Exercise details >> For the records below, count the lines containing the word "Bautheile" and reply with the number alone.

Records shown >>
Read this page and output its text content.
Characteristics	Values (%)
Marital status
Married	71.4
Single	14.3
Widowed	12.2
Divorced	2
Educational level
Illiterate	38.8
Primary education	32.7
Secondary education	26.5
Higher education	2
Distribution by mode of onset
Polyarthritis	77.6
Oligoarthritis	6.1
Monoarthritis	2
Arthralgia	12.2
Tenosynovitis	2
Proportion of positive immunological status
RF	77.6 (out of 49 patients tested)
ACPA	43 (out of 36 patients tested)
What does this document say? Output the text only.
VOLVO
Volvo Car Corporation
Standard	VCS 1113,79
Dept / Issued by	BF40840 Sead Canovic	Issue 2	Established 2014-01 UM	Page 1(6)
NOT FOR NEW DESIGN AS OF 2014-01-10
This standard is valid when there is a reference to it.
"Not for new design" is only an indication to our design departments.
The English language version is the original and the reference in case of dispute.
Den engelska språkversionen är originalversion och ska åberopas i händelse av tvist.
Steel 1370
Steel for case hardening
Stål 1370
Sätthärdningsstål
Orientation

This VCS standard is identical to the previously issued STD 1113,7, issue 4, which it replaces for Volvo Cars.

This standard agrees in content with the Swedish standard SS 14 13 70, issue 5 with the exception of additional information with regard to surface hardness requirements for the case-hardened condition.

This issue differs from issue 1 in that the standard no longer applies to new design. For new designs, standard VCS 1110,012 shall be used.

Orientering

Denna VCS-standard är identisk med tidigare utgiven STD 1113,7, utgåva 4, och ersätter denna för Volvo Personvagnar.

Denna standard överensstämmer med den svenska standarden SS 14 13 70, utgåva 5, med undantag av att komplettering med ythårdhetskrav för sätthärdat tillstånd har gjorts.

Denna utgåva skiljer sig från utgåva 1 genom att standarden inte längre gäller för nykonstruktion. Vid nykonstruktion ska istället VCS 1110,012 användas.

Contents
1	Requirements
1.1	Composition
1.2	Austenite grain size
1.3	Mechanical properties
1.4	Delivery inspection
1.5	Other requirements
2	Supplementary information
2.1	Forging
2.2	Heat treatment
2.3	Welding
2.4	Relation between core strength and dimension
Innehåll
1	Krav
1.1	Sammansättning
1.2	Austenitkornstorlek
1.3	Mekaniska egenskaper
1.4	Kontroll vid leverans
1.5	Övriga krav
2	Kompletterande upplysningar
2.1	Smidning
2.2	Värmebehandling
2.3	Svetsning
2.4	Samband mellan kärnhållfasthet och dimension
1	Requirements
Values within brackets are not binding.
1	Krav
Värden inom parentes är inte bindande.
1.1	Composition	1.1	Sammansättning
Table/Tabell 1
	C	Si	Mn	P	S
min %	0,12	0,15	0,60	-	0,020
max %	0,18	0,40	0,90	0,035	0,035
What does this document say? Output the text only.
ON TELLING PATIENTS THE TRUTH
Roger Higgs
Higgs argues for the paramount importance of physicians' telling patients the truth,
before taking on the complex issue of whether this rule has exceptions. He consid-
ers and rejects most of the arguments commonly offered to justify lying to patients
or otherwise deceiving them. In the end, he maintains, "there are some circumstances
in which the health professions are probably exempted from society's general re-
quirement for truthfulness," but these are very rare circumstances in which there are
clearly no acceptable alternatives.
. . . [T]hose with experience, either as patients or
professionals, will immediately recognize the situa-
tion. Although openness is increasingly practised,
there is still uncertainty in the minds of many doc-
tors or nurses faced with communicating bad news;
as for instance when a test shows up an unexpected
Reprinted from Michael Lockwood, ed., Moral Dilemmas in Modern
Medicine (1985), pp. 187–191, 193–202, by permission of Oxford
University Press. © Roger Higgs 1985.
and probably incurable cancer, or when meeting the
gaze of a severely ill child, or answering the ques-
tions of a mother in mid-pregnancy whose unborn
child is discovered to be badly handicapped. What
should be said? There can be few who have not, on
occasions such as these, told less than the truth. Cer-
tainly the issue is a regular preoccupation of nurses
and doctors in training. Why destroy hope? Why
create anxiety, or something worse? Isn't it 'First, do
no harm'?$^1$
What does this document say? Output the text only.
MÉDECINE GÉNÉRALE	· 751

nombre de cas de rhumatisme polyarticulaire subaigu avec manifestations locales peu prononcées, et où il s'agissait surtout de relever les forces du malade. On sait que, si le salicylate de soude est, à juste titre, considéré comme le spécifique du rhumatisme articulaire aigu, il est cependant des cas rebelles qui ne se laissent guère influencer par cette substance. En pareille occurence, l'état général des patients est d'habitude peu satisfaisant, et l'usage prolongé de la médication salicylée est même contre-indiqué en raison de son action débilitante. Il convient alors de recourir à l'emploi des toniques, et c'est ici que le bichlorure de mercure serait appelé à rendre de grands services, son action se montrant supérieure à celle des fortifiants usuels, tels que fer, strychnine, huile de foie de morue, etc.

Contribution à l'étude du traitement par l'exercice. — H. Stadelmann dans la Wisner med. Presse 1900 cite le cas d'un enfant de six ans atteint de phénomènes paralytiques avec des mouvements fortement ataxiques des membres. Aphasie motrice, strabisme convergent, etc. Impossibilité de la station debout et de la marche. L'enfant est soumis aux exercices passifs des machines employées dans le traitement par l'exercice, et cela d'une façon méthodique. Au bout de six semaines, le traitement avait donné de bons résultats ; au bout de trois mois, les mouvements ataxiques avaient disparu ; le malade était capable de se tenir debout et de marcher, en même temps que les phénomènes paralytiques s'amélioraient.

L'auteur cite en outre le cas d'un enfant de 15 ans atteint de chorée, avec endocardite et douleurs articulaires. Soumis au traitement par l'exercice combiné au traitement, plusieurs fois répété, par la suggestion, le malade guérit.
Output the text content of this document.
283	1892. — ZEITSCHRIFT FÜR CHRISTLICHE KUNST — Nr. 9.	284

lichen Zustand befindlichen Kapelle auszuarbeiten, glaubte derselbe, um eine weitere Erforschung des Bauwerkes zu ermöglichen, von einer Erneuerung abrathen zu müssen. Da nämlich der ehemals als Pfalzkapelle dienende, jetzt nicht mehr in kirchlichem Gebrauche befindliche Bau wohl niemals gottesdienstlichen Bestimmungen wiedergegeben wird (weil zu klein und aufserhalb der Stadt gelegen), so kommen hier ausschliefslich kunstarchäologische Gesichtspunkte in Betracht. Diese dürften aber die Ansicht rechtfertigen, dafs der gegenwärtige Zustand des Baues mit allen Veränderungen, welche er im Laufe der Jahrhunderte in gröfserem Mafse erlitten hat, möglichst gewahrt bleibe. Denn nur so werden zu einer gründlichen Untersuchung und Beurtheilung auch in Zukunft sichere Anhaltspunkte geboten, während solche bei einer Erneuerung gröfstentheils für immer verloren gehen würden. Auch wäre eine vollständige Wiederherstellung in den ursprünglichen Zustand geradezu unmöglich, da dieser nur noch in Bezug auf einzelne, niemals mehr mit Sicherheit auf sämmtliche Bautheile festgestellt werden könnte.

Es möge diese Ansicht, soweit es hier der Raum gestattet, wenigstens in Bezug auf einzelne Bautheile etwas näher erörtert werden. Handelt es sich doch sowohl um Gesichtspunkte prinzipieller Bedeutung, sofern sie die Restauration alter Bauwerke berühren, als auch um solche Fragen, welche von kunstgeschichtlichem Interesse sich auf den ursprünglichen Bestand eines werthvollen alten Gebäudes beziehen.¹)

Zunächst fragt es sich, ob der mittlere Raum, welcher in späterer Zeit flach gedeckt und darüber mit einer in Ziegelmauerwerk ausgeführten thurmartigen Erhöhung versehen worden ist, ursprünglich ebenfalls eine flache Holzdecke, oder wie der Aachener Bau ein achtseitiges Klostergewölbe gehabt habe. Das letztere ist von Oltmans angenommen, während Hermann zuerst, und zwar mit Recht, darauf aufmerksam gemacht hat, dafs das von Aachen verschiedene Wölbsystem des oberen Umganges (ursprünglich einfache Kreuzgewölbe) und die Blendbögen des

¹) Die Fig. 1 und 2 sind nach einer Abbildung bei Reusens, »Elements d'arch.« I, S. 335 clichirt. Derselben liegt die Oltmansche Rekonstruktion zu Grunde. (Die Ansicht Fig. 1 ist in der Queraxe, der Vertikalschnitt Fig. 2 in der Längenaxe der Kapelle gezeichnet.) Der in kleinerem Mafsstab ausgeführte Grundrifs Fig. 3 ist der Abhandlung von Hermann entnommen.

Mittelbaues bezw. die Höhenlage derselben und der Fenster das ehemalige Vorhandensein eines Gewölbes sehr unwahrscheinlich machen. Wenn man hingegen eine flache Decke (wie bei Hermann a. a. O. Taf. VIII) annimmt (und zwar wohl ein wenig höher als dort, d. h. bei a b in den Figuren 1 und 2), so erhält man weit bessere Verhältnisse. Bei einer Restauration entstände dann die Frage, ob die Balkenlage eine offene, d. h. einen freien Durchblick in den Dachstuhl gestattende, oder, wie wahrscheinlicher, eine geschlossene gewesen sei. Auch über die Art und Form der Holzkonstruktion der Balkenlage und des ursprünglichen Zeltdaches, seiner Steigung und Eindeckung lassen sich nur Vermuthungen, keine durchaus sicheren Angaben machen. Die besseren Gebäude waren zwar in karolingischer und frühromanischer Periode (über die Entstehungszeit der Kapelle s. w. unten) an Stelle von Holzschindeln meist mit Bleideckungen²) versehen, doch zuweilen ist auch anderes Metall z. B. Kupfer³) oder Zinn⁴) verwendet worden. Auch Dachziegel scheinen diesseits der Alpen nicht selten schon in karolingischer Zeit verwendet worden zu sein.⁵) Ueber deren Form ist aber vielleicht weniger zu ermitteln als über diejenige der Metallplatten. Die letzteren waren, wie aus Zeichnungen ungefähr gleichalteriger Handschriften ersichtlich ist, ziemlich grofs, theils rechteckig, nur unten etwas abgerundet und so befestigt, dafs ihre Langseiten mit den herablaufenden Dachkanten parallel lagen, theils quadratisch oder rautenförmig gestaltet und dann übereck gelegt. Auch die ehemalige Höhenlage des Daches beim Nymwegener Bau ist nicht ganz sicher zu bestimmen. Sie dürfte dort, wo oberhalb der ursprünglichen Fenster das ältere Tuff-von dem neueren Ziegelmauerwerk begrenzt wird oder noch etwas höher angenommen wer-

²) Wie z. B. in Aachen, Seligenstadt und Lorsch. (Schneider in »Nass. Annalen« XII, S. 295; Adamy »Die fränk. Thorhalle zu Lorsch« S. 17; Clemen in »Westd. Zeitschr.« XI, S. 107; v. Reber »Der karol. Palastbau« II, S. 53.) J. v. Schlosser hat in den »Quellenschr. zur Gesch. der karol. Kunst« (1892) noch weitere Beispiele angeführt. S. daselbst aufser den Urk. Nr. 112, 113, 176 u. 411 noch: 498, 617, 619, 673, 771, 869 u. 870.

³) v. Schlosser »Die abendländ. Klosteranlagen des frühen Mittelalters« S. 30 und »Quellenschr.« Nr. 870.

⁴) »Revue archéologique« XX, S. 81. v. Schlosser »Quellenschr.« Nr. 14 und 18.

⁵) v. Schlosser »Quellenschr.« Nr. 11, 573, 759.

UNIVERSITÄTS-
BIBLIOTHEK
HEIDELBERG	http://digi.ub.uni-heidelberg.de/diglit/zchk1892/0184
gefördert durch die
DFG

Result of this task >> 2